** begin INPUT MATERIAL **
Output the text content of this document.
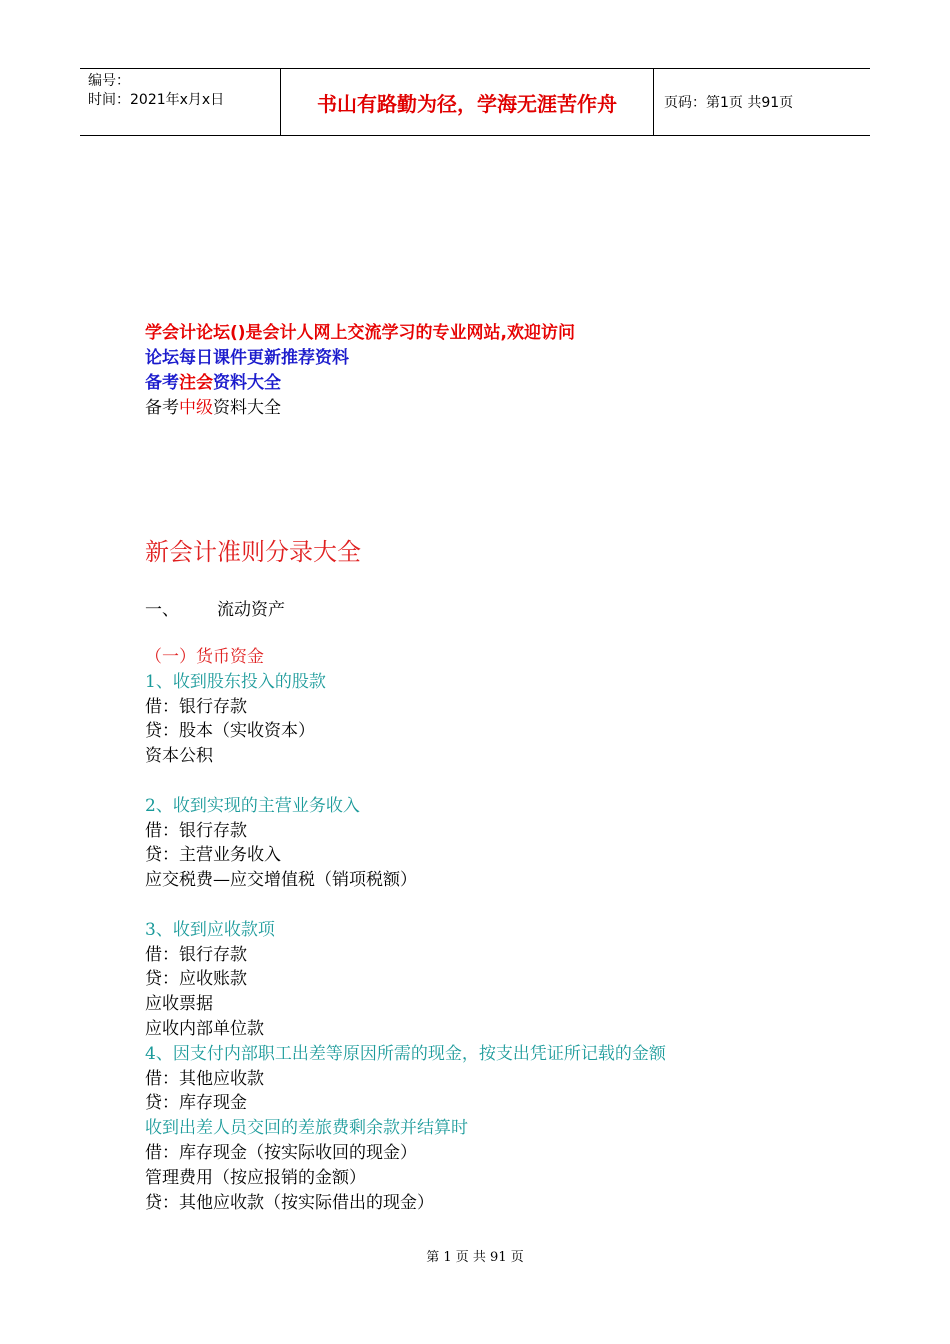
编号：
时间：2021年x月x日	书山有路勤为径，学海无涯苦作舟	页码：第1页 共91页
学会计论坛()是会计人网上交流学习的专业网站,欢迎访问
论坛每日课件更新推荐资料
备考注会资料大全
备考中级资料大全
新会计准则分录大全
一、 流动资产
（一）货币资金
1、收到股东投入的股款
借：银行存款
贷：股本（实收资本）
资本公积
2、收到实现的主营业务收入
借：银行存款
贷：主营业务收入
应交税费—应交增值税（销项税额）
3、收到应收款项
借：银行存款
贷：应收账款
应收票据
应收内部单位款
4、因支付内部职工出差等原因所需的现金，按支出凭证所记载的金额
借：其他应收款
贷：库存现金
收到出差人员交回的差旅费剩余款并结算时
借：库存现金（按实际收回的现金）
管理费用（按应报销的金额）
贷：其他应收款（按实际借出的现金）
第 1 页 共 91 页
** end INPUT MATERIAL **
YOUR GOAL
Without the pictures, reproduce every line of the records above exactly.

WORKED SOLUTION
Output the text content of this document.
编号：
时间：2021年x月x日	书山有路勤为径，学海无涯苦作舟	页码：第1页 共91页
学会计论坛()是会计人网上交流学习的专业网站,欢迎访问
论坛每日课件更新推荐资料
备考注会资料大全
备考中级资料大全
新会计准则分录大全
一、 流动资产
（一）货币资金
1、收到股东投入的股款
借：银行存款
贷：股本（实收资本）
资本公积
2、收到实现的主营业务收入
借：银行存款
贷：主营业务收入
应交税费—应交增值税（销项税额）
3、收到应收款项
借：银行存款
贷：应收账款
应收票据
应收内部单位款
4、因支付内部职工出差等原因所需的现金，按支出凭证所记载的金额
借：其他应收款
贷：库存现金
收到出差人员交回的差旅费剩余款并结算时
借：库存现金（按实际收回的现金）
管理费用（按应报销的金额）
贷：其他应收款（按实际借出的现金）
第 1 页 共 91 页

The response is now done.